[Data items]
---+---
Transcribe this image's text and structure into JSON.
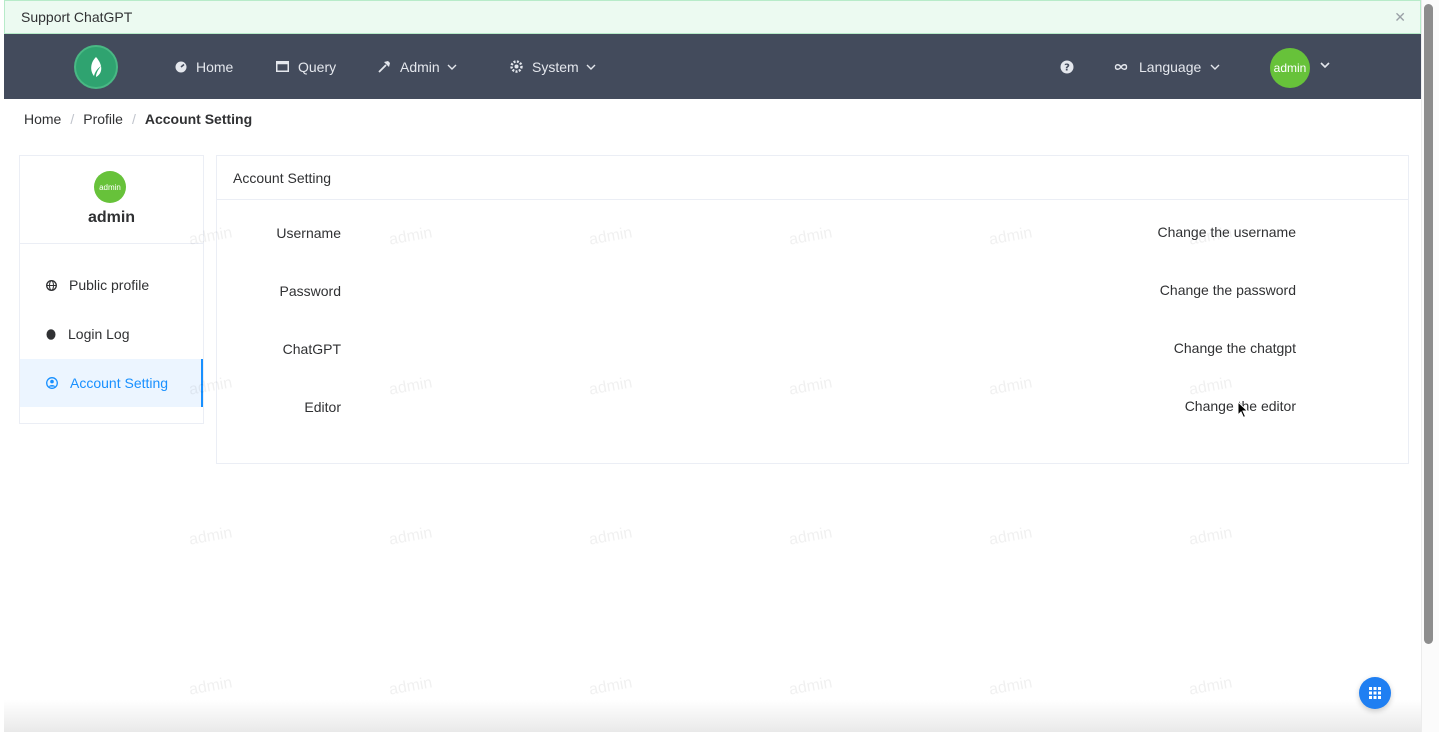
{
  "alert": {
    "text": "Support ChatGPT",
    "close_icon": "close-icon"
  },
  "navbar": {
    "logo_icon": "leaf-logo-icon",
    "items": [
      {
        "label": "Home",
        "icon": "dashboard-icon"
      },
      {
        "label": "Query",
        "icon": "window-icon"
      },
      {
        "label": "Admin",
        "icon": "hammer-icon",
        "has_dropdown": true
      },
      {
        "label": "System",
        "icon": "gear-icon",
        "has_dropdown": true
      }
    ],
    "help_icon": "question-circle-icon",
    "language": {
      "label": "Language",
      "icon": "infinity-icon"
    },
    "user_avatar": "admin"
  },
  "breadcrumb": {
    "items": [
      "Home",
      "Profile"
    ],
    "current": "Account Setting"
  },
  "profile_card": {
    "avatar_text": "admin",
    "name": "admin",
    "menu": [
      {
        "label": "Public profile",
        "icon": "globe-icon",
        "active": false
      },
      {
        "label": "Login Log",
        "icon": "egg-icon",
        "active": false
      },
      {
        "label": "Account Setting",
        "icon": "user-circle-icon",
        "active": true
      }
    ]
  },
  "settings_card": {
    "title": "Account Setting",
    "rows": [
      {
        "label": "Username",
        "action": "Change the username"
      },
      {
        "label": "Password",
        "action": "Change the password"
      },
      {
        "label": "ChatGPT",
        "action": "Change the chatgpt"
      },
      {
        "label": "Editor",
        "action": "Change the editor"
      }
    ]
  },
  "watermark": "admin",
  "colors": {
    "navbar": "#434b5c",
    "accent": "#1890ff",
    "avatar": "#67c23a",
    "alert_bg": "#ecfaf1",
    "fab": "#1f7ff2"
  }
}
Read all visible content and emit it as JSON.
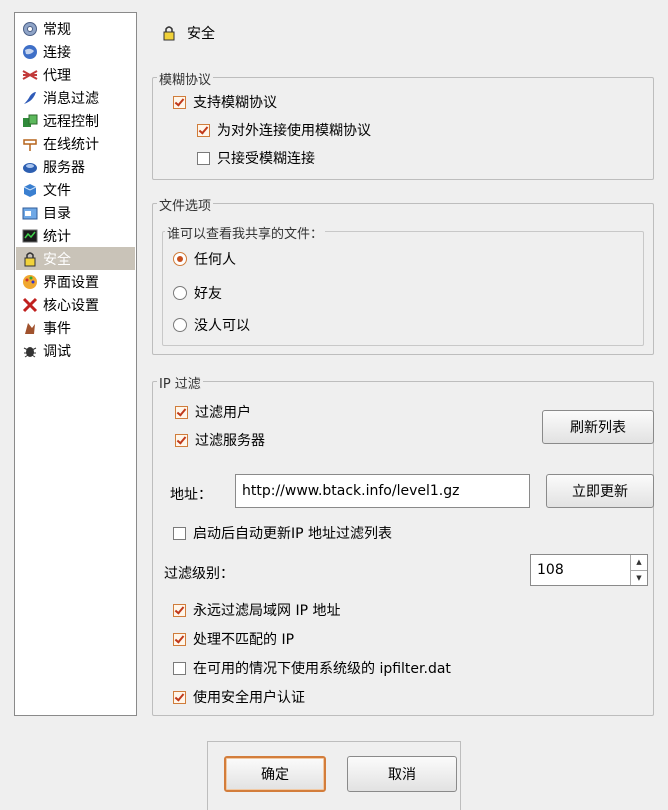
{
  "sidebar": {
    "items": [
      {
        "label": "常规",
        "icon": "gear-icon"
      },
      {
        "label": "连接",
        "icon": "globe-icon"
      },
      {
        "label": "代理",
        "icon": "proxy-icon"
      },
      {
        "label": "消息过滤",
        "icon": "filter-icon"
      },
      {
        "label": "远程控制",
        "icon": "remote-icon"
      },
      {
        "label": "在线统计",
        "icon": "signpost-icon"
      },
      {
        "label": "服务器",
        "icon": "server-icon"
      },
      {
        "label": "文件",
        "icon": "file-icon"
      },
      {
        "label": "目录",
        "icon": "folder-icon"
      },
      {
        "label": "统计",
        "icon": "chart-icon"
      },
      {
        "label": "安全",
        "icon": "lock-icon"
      },
      {
        "label": "界面设置",
        "icon": "palette-icon"
      },
      {
        "label": "核心设置",
        "icon": "core-icon"
      },
      {
        "label": "事件",
        "icon": "events-icon"
      },
      {
        "label": "调试",
        "icon": "bug-icon"
      }
    ],
    "selected_index": 10
  },
  "header": {
    "title": "安全"
  },
  "obfuscation": {
    "title": "模糊协议",
    "support_label": "支持模糊协议",
    "support_checked": true,
    "outgoing_label": "为对外连接使用模糊协议",
    "outgoing_checked": true,
    "only_label": "只接受模糊连接",
    "only_checked": false
  },
  "file_options": {
    "title": "文件选项",
    "who_title": "谁可以查看我共享的文件：",
    "options": [
      "任何人",
      "好友",
      "没人可以"
    ],
    "selected": 0
  },
  "ip_filter": {
    "title": "IP 过滤",
    "filter_clients_label": "过滤用户",
    "filter_clients_checked": true,
    "filter_servers_label": "过滤服务器",
    "filter_servers_checked": true,
    "reload_button": "刷新列表",
    "address_label": "地址：",
    "address_value": "http://www.btack.info/level1.gz",
    "update_button": "立即更新",
    "auto_update_label": "启动后自动更新IP 地址过滤列表",
    "auto_update_checked": false,
    "level_label": "过滤级别：",
    "level_value": "108",
    "lan_label": "永远过滤局域网 IP 地址",
    "lan_checked": true,
    "paranoid_label": "处理不匹配的 IP",
    "paranoid_checked": true,
    "system_label": "在可用的情况下使用系统级的 ipfilter.dat",
    "system_checked": false,
    "secure_ident_label": "使用安全用户认证",
    "secure_ident_checked": true
  },
  "buttons": {
    "ok": "确定",
    "cancel": "取消"
  },
  "colors": {
    "accent": "#d37d3b",
    "check": "#c0391b",
    "selection": "#c9c3b8"
  }
}
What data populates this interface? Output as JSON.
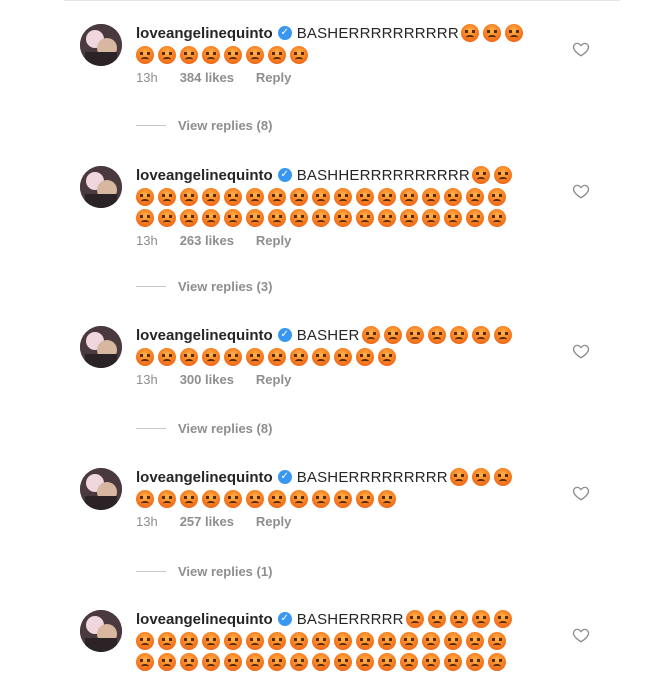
{
  "comments": [
    {
      "username": "loveangelinequinto",
      "text": "BASHERRRRRRRRRR",
      "inline_emoji_count": 3,
      "rows": [
        8
      ],
      "time": "13h",
      "likes": "384 likes",
      "reply_label": "Reply",
      "view_replies": "View replies (8)"
    },
    {
      "username": "loveangelinequinto",
      "text": "BASHHERRRRRRRRRR",
      "inline_emoji_count": 2,
      "rows": [
        17,
        17
      ],
      "time": "13h",
      "likes": "263 likes",
      "reply_label": "Reply",
      "view_replies": "View replies (3)"
    },
    {
      "username": "loveangelinequinto",
      "text": "BASHER",
      "inline_emoji_count": 7,
      "rows": [
        12
      ],
      "time": "13h",
      "likes": "300 likes",
      "reply_label": "Reply",
      "view_replies": "View replies (8)"
    },
    {
      "username": "loveangelinequinto",
      "text": "BASHERRRRRRRRR",
      "inline_emoji_count": 3,
      "rows": [
        12
      ],
      "time": "13h",
      "likes": "257 likes",
      "reply_label": "Reply",
      "view_replies": "View replies (1)"
    },
    {
      "username": "loveangelinequinto",
      "text": "BASHERRRRR",
      "inline_emoji_count": 5,
      "rows": [
        17,
        17
      ],
      "time": "",
      "likes": "",
      "reply_label": "",
      "view_replies": ""
    }
  ],
  "icons": {
    "like": "heart-outline-icon",
    "verified": "verified-badge-icon",
    "emoji": "angry-face-emoji"
  },
  "colors": {
    "verified": "#3897f0",
    "muted": "#8e8e8e",
    "text": "#262626"
  }
}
---+---
### Written request
Exclude the pictures, and transcribe all of the material exactly.

### Result below
Transcribe this image's text and structure into JSON.
{
  "alert": {
    "text": "Support ChatGPT",
    "close_icon": "close-icon"
  },
  "navbar": {
    "logo_icon": "leaf-logo-icon",
    "items": [
      {
        "label": "Home",
        "icon": "dashboard-icon"
      },
      {
        "label": "Query",
        "icon": "window-icon"
      },
      {
        "label": "Admin",
        "icon": "hammer-icon",
        "has_dropdown": true
      },
      {
        "label": "System",
        "icon": "gear-icon",
        "has_dropdown": true
      }
    ],
    "help_icon": "question-circle-icon",
    "language": {
      "label": "Language",
      "icon": "infinity-icon"
    },
    "user_avatar": "admin"
  },
  "breadcrumb": {
    "items": [
      "Home",
      "Profile"
    ],
    "current": "Account Setting"
  },
  "profile_card": {
    "avatar_text": "admin",
    "name": "admin",
    "menu": [
      {
        "label": "Public profile",
        "icon": "globe-icon",
        "active": false
      },
      {
        "label": "Login Log",
        "icon": "egg-icon",
        "active": false
      },
      {
        "label": "Account Setting",
        "icon": "user-circle-icon",
        "active": true
      }
    ]
  },
  "settings_card": {
    "title": "Account Setting",
    "rows": [
      {
        "label": "Username",
        "action": "Change the username"
      },
      {
        "label": "Password",
        "action": "Change the password"
      },
      {
        "label": "ChatGPT",
        "action": "Change the chatgpt"
      },
      {
        "label": "Editor",
        "action": "Change the editor"
      }
    ]
  },
  "watermark": "admin",
  "colors": {
    "navbar": "#434b5c",
    "accent": "#1890ff",
    "avatar": "#67c23a",
    "alert_bg": "#ecfaf1",
    "fab": "#1f7ff2"
  }
}
Read all visible content and emit it as JSON.
{
  "sidebar": {
    "items": [
      {
        "label": "常规",
        "icon": "gear-icon"
      },
      {
        "label": "连接",
        "icon": "globe-icon"
      },
      {
        "label": "代理",
        "icon": "proxy-icon"
      },
      {
        "label": "消息过滤",
        "icon": "filter-icon"
      },
      {
        "label": "远程控制",
        "icon": "remote-icon"
      },
      {
        "label": "在线统计",
        "icon": "signpost-icon"
      },
      {
        "label": "服务器",
        "icon": "server-icon"
      },
      {
        "label": "文件",
        "icon": "file-icon"
      },
      {
        "label": "目录",
        "icon": "folder-icon"
      },
      {
        "label": "统计",
        "icon": "chart-icon"
      },
      {
        "label": "安全",
        "icon": "lock-icon"
      },
      {
        "label": "界面设置",
        "icon": "palette-icon"
      },
      {
        "label": "核心设置",
        "icon": "core-icon"
      },
      {
        "label": "事件",
        "icon": "events-icon"
      },
      {
        "label": "调试",
        "icon": "bug-icon"
      }
    ],
    "selected_index": 10
  },
  "header": {
    "title": "安全"
  },
  "obfuscation": {
    "title": "模糊协议",
    "support_label": "支持模糊协议",
    "support_checked": true,
    "outgoing_label": "为对外连接使用模糊协议",
    "outgoing_checked": true,
    "only_label": "只接受模糊连接",
    "only_checked": false
  },
  "file_options": {
    "title": "文件选项",
    "who_title": "谁可以查看我共享的文件：",
    "options": [
      "任何人",
      "好友",
      "没人可以"
    ],
    "selected": 0
  },
  "ip_filter": {
    "title": "IP 过滤",
    "filter_clients_label": "过滤用户",
    "filter_clients_checked": true,
    "filter_servers_label": "过滤服务器",
    "filter_servers_checked": true,
    "reload_button": "刷新列表",
    "address_label": "地址：",
    "address_value": "http://www.btack.info/level1.gz",
    "update_button": "立即更新",
    "auto_update_label": "启动后自动更新IP 地址过滤列表",
    "auto_update_checked": false,
    "level_label": "过滤级别：",
    "level_value": "108",
    "lan_label": "永远过滤局域网 IP 地址",
    "lan_checked": true,
    "paranoid_label": "处理不匹配的 IP",
    "paranoid_checked": true,
    "system_label": "在可用的情况下使用系统级的 ipfilter.dat",
    "system_checked": false,
    "secure_ident_label": "使用安全用户认证",
    "secure_ident_checked": true
  },
  "buttons": {
    "ok": "确定",
    "cancel": "取消"
  },
  "colors": {
    "accent": "#d37d3b",
    "check": "#c0391b",
    "selection": "#c9c3b8"
  }
}
What data populates this interface? Output as JSON.
{
  "comments": [
    {
      "username": "loveangelinequinto",
      "text": "BASHERRRRRRRRRR",
      "inline_emoji_count": 3,
      "rows": [
        8
      ],
      "time": "13h",
      "likes": "384 likes",
      "reply_label": "Reply",
      "view_replies": "View replies (8)"
    },
    {
      "username": "loveangelinequinto",
      "text": "BASHHERRRRRRRRRR",
      "inline_emoji_count": 2,
      "rows": [
        17,
        17
      ],
      "time": "13h",
      "likes": "263 likes",
      "reply_label": "Reply",
      "view_replies": "View replies (3)"
    },
    {
      "username": "loveangelinequinto",
      "text": "BASHER",
      "inline_emoji_count": 7,
      "rows": [
        12
      ],
      "time": "13h",
      "likes": "300 likes",
      "reply_label": "Reply",
      "view_replies": "View replies (8)"
    },
    {
      "username": "loveangelinequinto",
      "text": "BASHERRRRRRRRR",
      "inline_emoji_count": 3,
      "rows": [
        12
      ],
      "time": "13h",
      "likes": "257 likes",
      "reply_label": "Reply",
      "view_replies": "View replies (1)"
    },
    {
      "username": "loveangelinequinto",
      "text": "BASHERRRRR",
      "inline_emoji_count": 5,
      "rows": [
        17,
        17
      ],
      "time": "",
      "likes": "",
      "reply_label": "",
      "view_replies": ""
    }
  ],
  "icons": {
    "like": "heart-outline-icon",
    "verified": "verified-badge-icon",
    "emoji": "angry-face-emoji"
  },
  "colors": {
    "verified": "#3897f0",
    "muted": "#8e8e8e",
    "text": "#262626"
  }
}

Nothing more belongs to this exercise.